* **Goal**: Every entry must be duplicated precisely as written.
□ □ □
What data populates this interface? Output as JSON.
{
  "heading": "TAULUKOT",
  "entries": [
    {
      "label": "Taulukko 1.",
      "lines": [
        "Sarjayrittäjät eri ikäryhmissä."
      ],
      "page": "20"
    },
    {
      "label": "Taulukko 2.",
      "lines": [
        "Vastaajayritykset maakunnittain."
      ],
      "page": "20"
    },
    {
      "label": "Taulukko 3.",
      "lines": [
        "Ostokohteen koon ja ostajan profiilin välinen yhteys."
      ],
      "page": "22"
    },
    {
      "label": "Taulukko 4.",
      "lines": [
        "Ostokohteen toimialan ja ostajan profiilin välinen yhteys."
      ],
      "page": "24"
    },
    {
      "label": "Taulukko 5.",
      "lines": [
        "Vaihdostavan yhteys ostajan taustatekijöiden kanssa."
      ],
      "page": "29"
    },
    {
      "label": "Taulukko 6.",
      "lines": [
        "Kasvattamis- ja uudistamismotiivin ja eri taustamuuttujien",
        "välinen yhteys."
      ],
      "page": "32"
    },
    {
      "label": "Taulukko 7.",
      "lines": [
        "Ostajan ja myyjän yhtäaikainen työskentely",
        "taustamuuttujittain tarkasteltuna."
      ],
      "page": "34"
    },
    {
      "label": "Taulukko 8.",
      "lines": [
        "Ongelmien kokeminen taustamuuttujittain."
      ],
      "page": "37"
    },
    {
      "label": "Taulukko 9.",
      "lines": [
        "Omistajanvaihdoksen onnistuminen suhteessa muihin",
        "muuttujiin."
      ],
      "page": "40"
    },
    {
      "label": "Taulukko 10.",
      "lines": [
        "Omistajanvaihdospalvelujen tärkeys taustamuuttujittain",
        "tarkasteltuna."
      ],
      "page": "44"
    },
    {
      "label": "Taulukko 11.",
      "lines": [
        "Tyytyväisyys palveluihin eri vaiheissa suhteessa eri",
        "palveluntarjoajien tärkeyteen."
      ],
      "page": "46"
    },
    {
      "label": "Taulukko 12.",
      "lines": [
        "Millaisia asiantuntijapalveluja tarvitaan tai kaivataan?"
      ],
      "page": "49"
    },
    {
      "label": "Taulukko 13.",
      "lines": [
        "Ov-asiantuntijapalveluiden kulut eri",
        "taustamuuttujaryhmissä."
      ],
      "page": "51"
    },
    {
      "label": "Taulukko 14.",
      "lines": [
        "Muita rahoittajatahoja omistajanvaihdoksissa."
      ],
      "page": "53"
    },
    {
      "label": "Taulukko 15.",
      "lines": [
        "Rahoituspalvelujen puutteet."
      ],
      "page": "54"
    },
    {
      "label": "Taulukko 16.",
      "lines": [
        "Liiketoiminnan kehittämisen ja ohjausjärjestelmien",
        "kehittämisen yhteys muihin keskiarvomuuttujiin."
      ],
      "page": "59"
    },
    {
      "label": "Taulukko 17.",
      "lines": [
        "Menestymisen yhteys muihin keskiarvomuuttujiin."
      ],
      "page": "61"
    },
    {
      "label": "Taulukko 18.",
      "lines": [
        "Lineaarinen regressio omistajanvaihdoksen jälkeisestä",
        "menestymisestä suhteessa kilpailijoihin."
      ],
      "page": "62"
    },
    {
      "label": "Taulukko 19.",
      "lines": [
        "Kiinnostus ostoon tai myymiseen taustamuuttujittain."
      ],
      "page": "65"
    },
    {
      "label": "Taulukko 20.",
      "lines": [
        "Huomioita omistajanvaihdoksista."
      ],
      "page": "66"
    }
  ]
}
□ □ □
* **Reply**:
What data populates this interface? Output as JSON.
{
  "heading": "TAULUKOT",
  "entries": [
    {
      "label": "Taulukko 1.",
      "lines": [
        "Sarjayrittäjät eri ikäryhmissä."
      ],
      "page": "20"
    },
    {
      "label": "Taulukko 2.",
      "lines": [
        "Vastaajayritykset maakunnittain."
      ],
      "page": "20"
    },
    {
      "label": "Taulukko 3.",
      "lines": [
        "Ostokohteen koon ja ostajan profiilin välinen yhteys."
      ],
      "page": "22"
    },
    {
      "label": "Taulukko 4.",
      "lines": [
        "Ostokohteen toimialan ja ostajan profiilin välinen yhteys."
      ],
      "page": "24"
    },
    {
      "label": "Taulukko 5.",
      "lines": [
        "Vaihdostavan yhteys ostajan taustatekijöiden kanssa."
      ],
      "page": "29"
    },
    {
      "label": "Taulukko 6.",
      "lines": [
        "Kasvattamis- ja uudistamismotiivin ja eri taustamuuttujien",
        "välinen yhteys."
      ],
      "page": "32"
    },
    {
      "label": "Taulukko 7.",
      "lines": [
        "Ostajan ja myyjän yhtäaikainen työskentely",
        "taustamuuttujittain tarkasteltuna."
      ],
      "page": "34"
    },
    {
      "label": "Taulukko 8.",
      "lines": [
        "Ongelmien kokeminen taustamuuttujittain."
      ],
      "page": "37"
    },
    {
      "label": "Taulukko 9.",
      "lines": [
        "Omistajanvaihdoksen onnistuminen suhteessa muihin",
        "muuttujiin."
      ],
      "page": "40"
    },
    {
      "label": "Taulukko 10.",
      "lines": [
        "Omistajanvaihdospalvelujen tärkeys taustamuuttujittain",
        "tarkasteltuna."
      ],
      "page": "44"
    },
    {
      "label": "Taulukko 11.",
      "lines": [
        "Tyytyväisyys palveluihin eri vaiheissa suhteessa eri",
        "palveluntarjoajien tärkeyteen."
      ],
      "page": "46"
    },
    {
      "label": "Taulukko 12.",
      "lines": [
        "Millaisia asiantuntijapalveluja tarvitaan tai kaivataan?"
      ],
      "page": "49"
    },
    {
      "label": "Taulukko 13.",
      "lines": [
        "Ov-asiantuntijapalveluiden kulut eri",
        "taustamuuttujaryhmissä."
      ],
      "page": "51"
    },
    {
      "label": "Taulukko 14.",
      "lines": [
        "Muita rahoittajatahoja omistajanvaihdoksissa."
      ],
      "page": "53"
    },
    {
      "label": "Taulukko 15.",
      "lines": [
        "Rahoituspalvelujen puutteet."
      ],
      "page": "54"
    },
    {
      "label": "Taulukko 16.",
      "lines": [
        "Liiketoiminnan kehittämisen ja ohjausjärjestelmien",
        "kehittämisen yhteys muihin keskiarvomuuttujiin."
      ],
      "page": "59"
    },
    {
      "label": "Taulukko 17.",
      "lines": [
        "Menestymisen yhteys muihin keskiarvomuuttujiin."
      ],
      "page": "61"
    },
    {
      "label": "Taulukko 18.",
      "lines": [
        "Lineaarinen regressio omistajanvaihdoksen jälkeisestä",
        "menestymisestä suhteessa kilpailijoihin."
      ],
      "page": "62"
    },
    {
      "label": "Taulukko 19.",
      "lines": [
        "Kiinnostus ostoon tai myymiseen taustamuuttujittain."
      ],
      "page": "65"
    },
    {
      "label": "Taulukko 20.",
      "lines": [
        "Huomioita omistajanvaihdoksista."
      ],
      "page": "66"
    }
  ]
}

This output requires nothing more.